─── Working data ───

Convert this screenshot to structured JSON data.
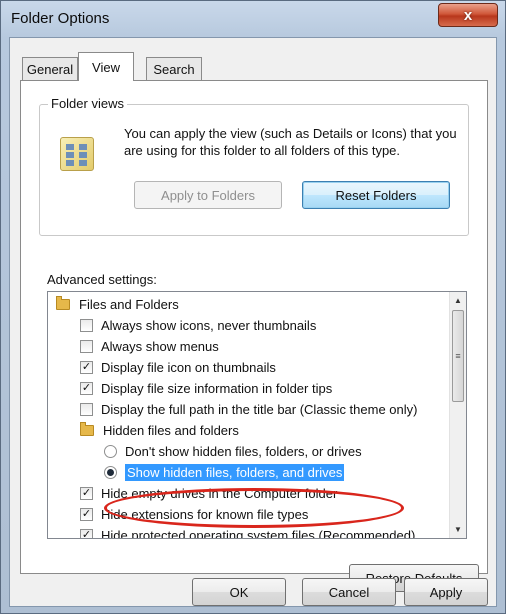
{
  "window": {
    "title": "Folder Options",
    "close_glyph": "x"
  },
  "tabs": [
    {
      "label": "General"
    },
    {
      "label": "View"
    },
    {
      "label": "Search"
    }
  ],
  "folder_views": {
    "group_label": "Folder views",
    "description": "You can apply the view (such as Details or Icons) that you are using for this folder to all folders of this type.",
    "apply_button": "Apply to Folders",
    "reset_button": "Reset Folders"
  },
  "advanced": {
    "label": "Advanced settings:",
    "items": [
      {
        "type": "folder",
        "label": "Files and Folders"
      },
      {
        "type": "checkbox",
        "checked": false,
        "label": "Always show icons, never thumbnails"
      },
      {
        "type": "checkbox",
        "checked": false,
        "label": "Always show menus"
      },
      {
        "type": "checkbox",
        "checked": true,
        "label": "Display file icon on thumbnails"
      },
      {
        "type": "checkbox",
        "checked": true,
        "label": "Display file size information in folder tips"
      },
      {
        "type": "checkbox",
        "checked": false,
        "label": "Display the full path in the title bar (Classic theme only)"
      },
      {
        "type": "folder",
        "label": "Hidden files and folders"
      },
      {
        "type": "radio",
        "checked": false,
        "label": "Don't show hidden files, folders, or drives"
      },
      {
        "type": "radio",
        "checked": true,
        "label": "Show hidden files, folders, and drives"
      },
      {
        "type": "checkbox",
        "checked": true,
        "label": "Hide empty drives in the Computer folder"
      },
      {
        "type": "checkbox",
        "checked": true,
        "label": "Hide extensions for known file types"
      },
      {
        "type": "checkbox",
        "checked": true,
        "label": "Hide protected operating system files (Recommended)"
      }
    ],
    "check_glyph": "✓"
  },
  "restore_defaults": "Restore Defaults",
  "footer": {
    "ok": "OK",
    "cancel": "Cancel",
    "apply": "Apply"
  },
  "colors": {
    "highlight_oval": "#d9261c",
    "selection": "#3399ff"
  }
}
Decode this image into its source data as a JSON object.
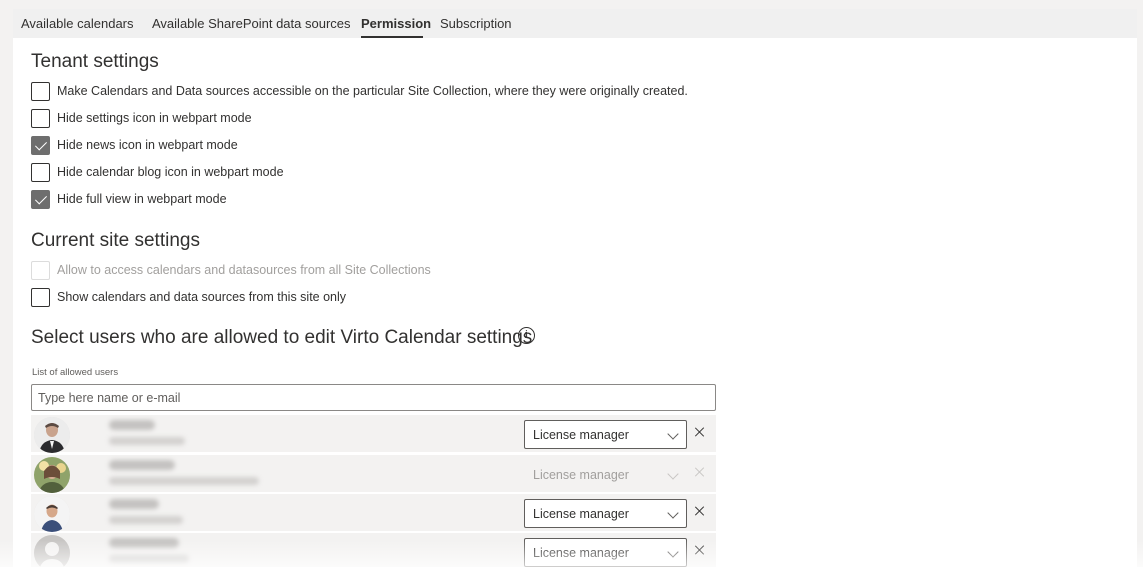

───

→ Task description:
Omit the images and transcribe all of the records above word for word.

→ Solved exercise:
Convert this screenshot to structured JSON data.
{
  "window": {
    "title": "Folder Options",
    "close_glyph": "x"
  },
  "tabs": [
    {
      "label": "General"
    },
    {
      "label": "View"
    },
    {
      "label": "Search"
    }
  ],
  "folder_views": {
    "group_label": "Folder views",
    "description": "You can apply the view (such as Details or Icons) that you are using for this folder to all folders of this type.",
    "apply_button": "Apply to Folders",
    "reset_button": "Reset Folders"
  },
  "advanced": {
    "label": "Advanced settings:",
    "items": [
      {
        "type": "folder",
        "label": "Files and Folders"
      },
      {
        "type": "checkbox",
        "checked": false,
        "label": "Always show icons, never thumbnails"
      },
      {
        "type": "checkbox",
        "checked": false,
        "label": "Always show menus"
      },
      {
        "type": "checkbox",
        "checked": true,
        "label": "Display file icon on thumbnails"
      },
      {
        "type": "checkbox",
        "checked": true,
        "label": "Display file size information in folder tips"
      },
      {
        "type": "checkbox",
        "checked": false,
        "label": "Display the full path in the title bar (Classic theme only)"
      },
      {
        "type": "folder",
        "label": "Hidden files and folders"
      },
      {
        "type": "radio",
        "checked": false,
        "label": "Don't show hidden files, folders, or drives"
      },
      {
        "type": "radio",
        "checked": true,
        "label": "Show hidden files, folders, and drives"
      },
      {
        "type": "checkbox",
        "checked": true,
        "label": "Hide empty drives in the Computer folder"
      },
      {
        "type": "checkbox",
        "checked": true,
        "label": "Hide extensions for known file types"
      },
      {
        "type": "checkbox",
        "checked": true,
        "label": "Hide protected operating system files (Recommended)"
      }
    ],
    "check_glyph": "✓"
  },
  "restore_defaults": "Restore Defaults",
  "footer": {
    "ok": "OK",
    "cancel": "Cancel",
    "apply": "Apply"
  },
  "colors": {
    "highlight_oval": "#d9261c",
    "selection": "#3399ff"
  }
}
Decode this image into its source data as a JSON object.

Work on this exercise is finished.